### Exercise goal
Would you output the whole listing below, exactly as it reads?

Dataset rows:
-.-.-
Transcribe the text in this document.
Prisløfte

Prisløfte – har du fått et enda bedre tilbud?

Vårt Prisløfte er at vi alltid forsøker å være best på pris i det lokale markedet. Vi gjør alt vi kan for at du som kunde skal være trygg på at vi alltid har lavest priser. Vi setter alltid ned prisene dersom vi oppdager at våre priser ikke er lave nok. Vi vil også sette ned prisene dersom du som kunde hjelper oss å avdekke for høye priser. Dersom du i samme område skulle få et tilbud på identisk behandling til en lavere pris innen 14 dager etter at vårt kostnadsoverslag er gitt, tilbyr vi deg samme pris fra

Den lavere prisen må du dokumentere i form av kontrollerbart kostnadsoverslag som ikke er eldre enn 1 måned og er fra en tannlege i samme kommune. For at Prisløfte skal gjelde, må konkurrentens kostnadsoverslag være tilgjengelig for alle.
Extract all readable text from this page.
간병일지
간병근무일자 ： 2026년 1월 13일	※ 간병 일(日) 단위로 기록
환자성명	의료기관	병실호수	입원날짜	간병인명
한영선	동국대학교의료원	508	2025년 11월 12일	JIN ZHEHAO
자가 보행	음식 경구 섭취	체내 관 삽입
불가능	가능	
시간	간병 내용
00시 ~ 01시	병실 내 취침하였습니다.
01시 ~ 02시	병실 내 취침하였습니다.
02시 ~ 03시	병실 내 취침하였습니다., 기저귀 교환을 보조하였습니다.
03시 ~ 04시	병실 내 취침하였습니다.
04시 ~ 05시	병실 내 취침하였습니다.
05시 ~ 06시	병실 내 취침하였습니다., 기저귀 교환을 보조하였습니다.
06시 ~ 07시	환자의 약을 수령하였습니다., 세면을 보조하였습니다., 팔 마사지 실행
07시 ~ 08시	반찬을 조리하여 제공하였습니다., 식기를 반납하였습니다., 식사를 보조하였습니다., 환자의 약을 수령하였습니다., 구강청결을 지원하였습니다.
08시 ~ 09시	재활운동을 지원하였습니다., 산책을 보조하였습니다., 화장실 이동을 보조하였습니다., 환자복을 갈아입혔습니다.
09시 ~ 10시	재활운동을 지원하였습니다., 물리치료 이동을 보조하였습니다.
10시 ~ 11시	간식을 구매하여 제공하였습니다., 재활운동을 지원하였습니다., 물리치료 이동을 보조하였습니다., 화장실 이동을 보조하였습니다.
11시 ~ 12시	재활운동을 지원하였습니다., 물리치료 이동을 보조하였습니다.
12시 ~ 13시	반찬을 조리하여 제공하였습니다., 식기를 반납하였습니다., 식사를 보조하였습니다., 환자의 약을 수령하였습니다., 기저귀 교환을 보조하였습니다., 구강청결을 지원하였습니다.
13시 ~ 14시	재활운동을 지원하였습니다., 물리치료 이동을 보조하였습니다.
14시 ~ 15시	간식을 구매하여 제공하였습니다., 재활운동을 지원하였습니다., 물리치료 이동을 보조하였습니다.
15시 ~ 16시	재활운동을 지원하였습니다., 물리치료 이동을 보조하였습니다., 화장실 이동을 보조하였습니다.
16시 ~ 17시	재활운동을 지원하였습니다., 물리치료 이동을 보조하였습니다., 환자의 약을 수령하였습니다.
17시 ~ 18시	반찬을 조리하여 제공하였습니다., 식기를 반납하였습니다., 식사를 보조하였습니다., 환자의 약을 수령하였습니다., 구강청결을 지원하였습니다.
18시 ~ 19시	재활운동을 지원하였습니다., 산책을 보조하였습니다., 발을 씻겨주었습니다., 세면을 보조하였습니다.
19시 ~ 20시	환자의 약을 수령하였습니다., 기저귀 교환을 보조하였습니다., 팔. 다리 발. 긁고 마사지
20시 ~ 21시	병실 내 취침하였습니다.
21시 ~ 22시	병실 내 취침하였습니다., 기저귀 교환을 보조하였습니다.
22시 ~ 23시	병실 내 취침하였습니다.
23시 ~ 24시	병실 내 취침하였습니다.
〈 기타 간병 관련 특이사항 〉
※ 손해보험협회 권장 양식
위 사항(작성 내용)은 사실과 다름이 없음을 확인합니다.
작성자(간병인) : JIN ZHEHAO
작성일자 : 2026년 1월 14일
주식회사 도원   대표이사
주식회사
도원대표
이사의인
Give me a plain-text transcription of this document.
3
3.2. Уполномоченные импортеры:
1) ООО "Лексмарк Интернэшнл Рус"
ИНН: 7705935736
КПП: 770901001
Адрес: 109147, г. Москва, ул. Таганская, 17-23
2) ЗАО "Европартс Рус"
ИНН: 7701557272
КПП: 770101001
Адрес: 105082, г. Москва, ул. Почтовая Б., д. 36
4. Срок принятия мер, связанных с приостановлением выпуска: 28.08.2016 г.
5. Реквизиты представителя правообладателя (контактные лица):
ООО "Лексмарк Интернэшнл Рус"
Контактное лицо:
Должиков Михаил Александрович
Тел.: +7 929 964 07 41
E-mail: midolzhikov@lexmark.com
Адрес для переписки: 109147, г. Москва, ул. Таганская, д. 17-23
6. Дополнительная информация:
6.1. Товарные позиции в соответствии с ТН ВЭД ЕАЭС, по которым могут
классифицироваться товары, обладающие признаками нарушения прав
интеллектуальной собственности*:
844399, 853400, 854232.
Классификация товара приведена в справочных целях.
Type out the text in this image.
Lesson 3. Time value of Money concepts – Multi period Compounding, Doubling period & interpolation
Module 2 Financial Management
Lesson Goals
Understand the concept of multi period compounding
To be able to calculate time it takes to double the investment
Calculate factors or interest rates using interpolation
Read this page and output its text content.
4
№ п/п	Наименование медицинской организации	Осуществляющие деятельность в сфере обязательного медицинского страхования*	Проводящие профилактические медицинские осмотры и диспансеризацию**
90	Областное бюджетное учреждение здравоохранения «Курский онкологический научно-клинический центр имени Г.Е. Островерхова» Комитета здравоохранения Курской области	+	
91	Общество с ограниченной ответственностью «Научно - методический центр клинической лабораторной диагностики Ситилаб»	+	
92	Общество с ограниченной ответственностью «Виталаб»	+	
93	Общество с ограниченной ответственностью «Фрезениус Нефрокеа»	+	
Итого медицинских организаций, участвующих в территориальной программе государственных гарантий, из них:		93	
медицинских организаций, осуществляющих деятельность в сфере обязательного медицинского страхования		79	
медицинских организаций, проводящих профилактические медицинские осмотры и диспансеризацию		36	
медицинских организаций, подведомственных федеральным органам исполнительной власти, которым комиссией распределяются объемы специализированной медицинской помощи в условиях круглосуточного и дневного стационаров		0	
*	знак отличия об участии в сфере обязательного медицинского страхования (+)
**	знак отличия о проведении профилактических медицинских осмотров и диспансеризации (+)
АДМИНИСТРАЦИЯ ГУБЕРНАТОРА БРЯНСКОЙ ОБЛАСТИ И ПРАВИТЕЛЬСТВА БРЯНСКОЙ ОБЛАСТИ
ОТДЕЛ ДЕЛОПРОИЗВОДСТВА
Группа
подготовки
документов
-.-.-
### Completed task
Transcribe the text in this document.
Prisløfte

Prisløfte – har du fått et enda bedre tilbud?

Vårt Prisløfte er at vi alltid forsøker å være best på pris i det lokale markedet. Vi gjør alt vi kan for at du som kunde skal være trygg på at vi alltid har lavest priser. Vi setter alltid ned prisene dersom vi oppdager at våre priser ikke er lave nok. Vi vil også sette ned prisene dersom du som kunde hjelper oss å avdekke for høye priser. Dersom du i samme område skulle få et tilbud på identisk behandling til en lavere pris innen 14 dager etter at vårt kostnadsoverslag er gitt, tilbyr vi deg samme pris fra

Den lavere prisen må du dokumentere i form av kontrollerbart kostnadsoverslag som ikke er eldre enn 1 måned og er fra en tannlege i samme kommune. For at Prisløfte skal gjelde, må konkurrentens kostnadsoverslag være tilgjengelig for alle.
Extract all readable text from this page.
간병일지
간병근무일자 ： 2026년 1월 13일	※ 간병 일(日) 단위로 기록
환자성명	의료기관	병실호수	입원날짜	간병인명
한영선	동국대학교의료원	508	2025년 11월 12일	JIN ZHEHAO
자가 보행	음식 경구 섭취	체내 관 삽입
불가능	가능	
시간	간병 내용
00시 ~ 01시	병실 내 취침하였습니다.
01시 ~ 02시	병실 내 취침하였습니다.
02시 ~ 03시	병실 내 취침하였습니다., 기저귀 교환을 보조하였습니다.
03시 ~ 04시	병실 내 취침하였습니다.
04시 ~ 05시	병실 내 취침하였습니다.
05시 ~ 06시	병실 내 취침하였습니다., 기저귀 교환을 보조하였습니다.
06시 ~ 07시	환자의 약을 수령하였습니다., 세면을 보조하였습니다., 팔 마사지 실행
07시 ~ 08시	반찬을 조리하여 제공하였습니다., 식기를 반납하였습니다., 식사를 보조하였습니다., 환자의 약을 수령하였습니다., 구강청결을 지원하였습니다.
08시 ~ 09시	재활운동을 지원하였습니다., 산책을 보조하였습니다., 화장실 이동을 보조하였습니다., 환자복을 갈아입혔습니다.
09시 ~ 10시	재활운동을 지원하였습니다., 물리치료 이동을 보조하였습니다.
10시 ~ 11시	간식을 구매하여 제공하였습니다., 재활운동을 지원하였습니다., 물리치료 이동을 보조하였습니다., 화장실 이동을 보조하였습니다.
11시 ~ 12시	재활운동을 지원하였습니다., 물리치료 이동을 보조하였습니다.
12시 ~ 13시	반찬을 조리하여 제공하였습니다., 식기를 반납하였습니다., 식사를 보조하였습니다., 환자의 약을 수령하였습니다., 기저귀 교환을 보조하였습니다., 구강청결을 지원하였습니다.
13시 ~ 14시	재활운동을 지원하였습니다., 물리치료 이동을 보조하였습니다.
14시 ~ 15시	간식을 구매하여 제공하였습니다., 재활운동을 지원하였습니다., 물리치료 이동을 보조하였습니다.
15시 ~ 16시	재활운동을 지원하였습니다., 물리치료 이동을 보조하였습니다., 화장실 이동을 보조하였습니다.
16시 ~ 17시	재활운동을 지원하였습니다., 물리치료 이동을 보조하였습니다., 환자의 약을 수령하였습니다.
17시 ~ 18시	반찬을 조리하여 제공하였습니다., 식기를 반납하였습니다., 식사를 보조하였습니다., 환자의 약을 수령하였습니다., 구강청결을 지원하였습니다.
18시 ~ 19시	재활운동을 지원하였습니다., 산책을 보조하였습니다., 발을 씻겨주었습니다., 세면을 보조하였습니다.
19시 ~ 20시	환자의 약을 수령하였습니다., 기저귀 교환을 보조하였습니다., 팔. 다리 발. 긁고 마사지
20시 ~ 21시	병실 내 취침하였습니다.
21시 ~ 22시	병실 내 취침하였습니다., 기저귀 교환을 보조하였습니다.
22시 ~ 23시	병실 내 취침하였습니다.
23시 ~ 24시	병실 내 취침하였습니다.
〈 기타 간병 관련 특이사항 〉
※ 손해보험협회 권장 양식
위 사항(작성 내용)은 사실과 다름이 없음을 확인합니다.
작성자(간병인) : JIN ZHEHAO
작성일자 : 2026년 1월 14일
주식회사 도원   대표이사
주식회사
도원대표
이사의인
Give me a plain-text transcription of this document.
3
3.2. Уполномоченные импортеры:
1) ООО "Лексмарк Интернэшнл Рус"
ИНН: 7705935736
КПП: 770901001
Адрес: 109147, г. Москва, ул. Таганская, 17-23
2) ЗАО "Европартс Рус"
ИНН: 7701557272
КПП: 770101001
Адрес: 105082, г. Москва, ул. Почтовая Б., д. 36
4. Срок принятия мер, связанных с приостановлением выпуска: 28.08.2016 г.
5. Реквизиты представителя правообладателя (контактные лица):
ООО "Лексмарк Интернэшнл Рус"
Контактное лицо:
Должиков Михаил Александрович
Тел.: +7 929 964 07 41
E-mail: midolzhikov@lexmark.com
Адрес для переписки: 109147, г. Москва, ул. Таганская, д. 17-23
6. Дополнительная информация:
6.1. Товарные позиции в соответствии с ТН ВЭД ЕАЭС, по которым могут
классифицироваться товары, обладающие признаками нарушения прав
интеллектуальной собственности*:
844399, 853400, 854232.
Классификация товара приведена в справочных целях.
Type out the text in this image.
Lesson 3. Time value of Money concepts – Multi period Compounding, Doubling period & interpolation
Module 2 Financial Management
Lesson Goals
Understand the concept of multi period compounding
To be able to calculate time it takes to double the investment
Calculate factors or interest rates using interpolation
Read this page and output its text content.
4
№ п/п	Наименование медицинской организации	Осуществляющие деятельность в сфере обязательного медицинского страхования*	Проводящие профилактические медицинские осмотры и диспансеризацию**
90	Областное бюджетное учреждение здравоохранения «Курский онкологический научно-клинический центр имени Г.Е. Островерхова» Комитета здравоохранения Курской области	+	
91	Общество с ограниченной ответственностью «Научно - методический центр клинической лабораторной диагностики Ситилаб»	+	
92	Общество с ограниченной ответственностью «Виталаб»	+	
93	Общество с ограниченной ответственностью «Фрезениус Нефрокеа»	+	
Итого медицинских организаций, участвующих в территориальной программе государственных гарантий, из них:		93	
медицинских организаций, осуществляющих деятельность в сфере обязательного медицинского страхования		79	
медицинских организаций, проводящих профилактические медицинские осмотры и диспансеризацию		36	
медицинских организаций, подведомственных федеральным органам исполнительной власти, которым комиссией распределяются объемы специализированной медицинской помощи в условиях круглосуточного и дневного стационаров		0	
*	знак отличия об участии в сфере обязательного медицинского страхования (+)
**	знак отличия о проведении профилактических медицинских осмотров и диспансеризации (+)
АДМИНИСТРАЦИЯ ГУБЕРНАТОРА БРЯНСКОЙ ОБЛАСТИ И ПРАВИТЕЛЬСТВА БРЯНСКОЙ ОБЛАСТИ
ОТДЕЛ ДЕЛОПРОИЗВОДСТВА
Группа
подготовки
документов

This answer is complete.